### [Task description]
Pictures do not belong in the copy; transcribe everything else in the records exactly.

<<<<

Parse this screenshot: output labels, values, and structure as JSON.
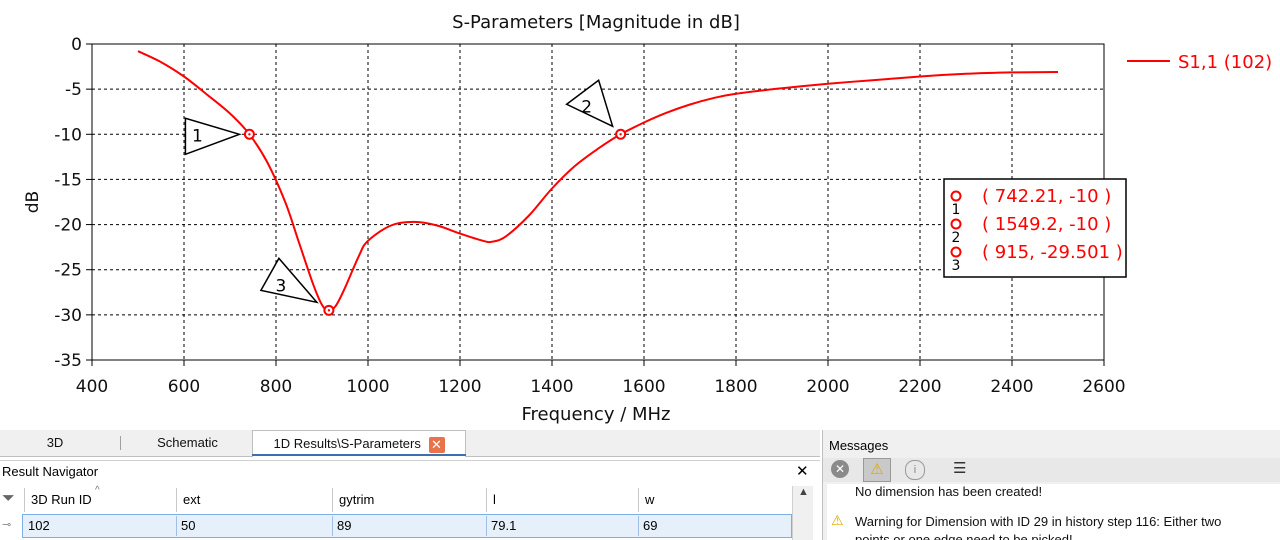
{
  "chart_data": {
    "type": "line",
    "title": "S-Parameters [Magnitude in dB]",
    "xlabel": "Frequency / MHz",
    "ylabel": "dB",
    "xlim": [
      400,
      2600
    ],
    "ylim": [
      -35,
      0
    ],
    "xticks": [
      400,
      600,
      800,
      1000,
      1200,
      1400,
      1600,
      1800,
      2000,
      2200,
      2400,
      2600
    ],
    "yticks": [
      0,
      -5,
      -10,
      -15,
      -20,
      -25,
      -30,
      -35
    ],
    "grid": true,
    "legend_position": "top-right, outside plot",
    "color": "#ff0000",
    "series": [
      {
        "name": "S1,1 (102)",
        "x": [
          500,
          550,
          600,
          650,
          700,
          742.21,
          780,
          820,
          850,
          880,
          900,
          915,
          930,
          950,
          980,
          1000,
          1050,
          1100,
          1150,
          1200,
          1250,
          1270,
          1300,
          1350,
          1400,
          1450,
          1500,
          1549.2,
          1600,
          1650,
          1700,
          1750,
          1800,
          1900,
          2000,
          2100,
          2200,
          2300,
          2400,
          2500
        ],
        "y": [
          -0.8,
          -2.0,
          -3.6,
          -5.6,
          -7.7,
          -10,
          -13,
          -17.5,
          -22,
          -26.5,
          -28.9,
          -29.501,
          -29.0,
          -27.0,
          -23.5,
          -21.8,
          -20.1,
          -19.7,
          -20.1,
          -21.0,
          -21.8,
          -21.9,
          -21.3,
          -19.0,
          -16.0,
          -13.5,
          -11.6,
          -10,
          -8.7,
          -7.6,
          -6.7,
          -6.0,
          -5.5,
          -4.9,
          -4.4,
          -4.0,
          -3.6,
          -3.3,
          -3.15,
          -3.1
        ]
      }
    ],
    "markers": [
      {
        "id": "1",
        "x": 742.21,
        "y": -10,
        "label": "( 742.21, -10 )"
      },
      {
        "id": "2",
        "x": 1549.2,
        "y": -10,
        "label": "( 1549.2, -10 )"
      },
      {
        "id": "3",
        "x": 915,
        "y": -29.501,
        "label": "( 915, -29.501 )"
      }
    ]
  },
  "tabs": {
    "tab_3d": "3D",
    "tab_schematic": "Schematic",
    "tab_1d": "1D Results\\S-Parameters",
    "close_glyph": "✕"
  },
  "result_navigator": {
    "title": "Result Navigator",
    "close_glyph": "✕",
    "headers": [
      "3D Run ID",
      "ext",
      "gytrim",
      "l",
      "w"
    ],
    "row": [
      "102",
      "50",
      "89",
      "79.1",
      "69"
    ]
  },
  "messages": {
    "title": "Messages",
    "line1": "No dimension has been created!",
    "line2": "Warning for Dimension with ID 29 in history step 116: Either two",
    "line3": "points or one edge need to be picked!"
  }
}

>>>>

### [Full response]
Parse this screenshot: output labels, values, and structure as JSON.
{
  "chart_data": {
    "type": "line",
    "title": "S-Parameters [Magnitude in dB]",
    "xlabel": "Frequency / MHz",
    "ylabel": "dB",
    "xlim": [
      400,
      2600
    ],
    "ylim": [
      -35,
      0
    ],
    "xticks": [
      400,
      600,
      800,
      1000,
      1200,
      1400,
      1600,
      1800,
      2000,
      2200,
      2400,
      2600
    ],
    "yticks": [
      0,
      -5,
      -10,
      -15,
      -20,
      -25,
      -30,
      -35
    ],
    "grid": true,
    "legend_position": "top-right, outside plot",
    "color": "#ff0000",
    "series": [
      {
        "name": "S1,1 (102)",
        "x": [
          500,
          550,
          600,
          650,
          700,
          742.21,
          780,
          820,
          850,
          880,
          900,
          915,
          930,
          950,
          980,
          1000,
          1050,
          1100,
          1150,
          1200,
          1250,
          1270,
          1300,
          1350,
          1400,
          1450,
          1500,
          1549.2,
          1600,
          1650,
          1700,
          1750,
          1800,
          1900,
          2000,
          2100,
          2200,
          2300,
          2400,
          2500
        ],
        "y": [
          -0.8,
          -2.0,
          -3.6,
          -5.6,
          -7.7,
          -10,
          -13,
          -17.5,
          -22,
          -26.5,
          -28.9,
          -29.501,
          -29.0,
          -27.0,
          -23.5,
          -21.8,
          -20.1,
          -19.7,
          -20.1,
          -21.0,
          -21.8,
          -21.9,
          -21.3,
          -19.0,
          -16.0,
          -13.5,
          -11.6,
          -10,
          -8.7,
          -7.6,
          -6.7,
          -6.0,
          -5.5,
          -4.9,
          -4.4,
          -4.0,
          -3.6,
          -3.3,
          -3.15,
          -3.1
        ]
      }
    ],
    "markers": [
      {
        "id": "1",
        "x": 742.21,
        "y": -10,
        "label": "( 742.21, -10 )"
      },
      {
        "id": "2",
        "x": 1549.2,
        "y": -10,
        "label": "( 1549.2, -10 )"
      },
      {
        "id": "3",
        "x": 915,
        "y": -29.501,
        "label": "( 915, -29.501 )"
      }
    ]
  },
  "tabs": {
    "tab_3d": "3D",
    "tab_schematic": "Schematic",
    "tab_1d": "1D Results\\S-Parameters",
    "close_glyph": "✕"
  },
  "result_navigator": {
    "title": "Result Navigator",
    "close_glyph": "✕",
    "headers": [
      "3D Run ID",
      "ext",
      "gytrim",
      "l",
      "w"
    ],
    "row": [
      "102",
      "50",
      "89",
      "79.1",
      "69"
    ]
  },
  "messages": {
    "title": "Messages",
    "line1": "No dimension has been created!",
    "line2": "Warning for Dimension with ID 29 in history step 116: Either two",
    "line3": "points or one edge need to be picked!"
  }
}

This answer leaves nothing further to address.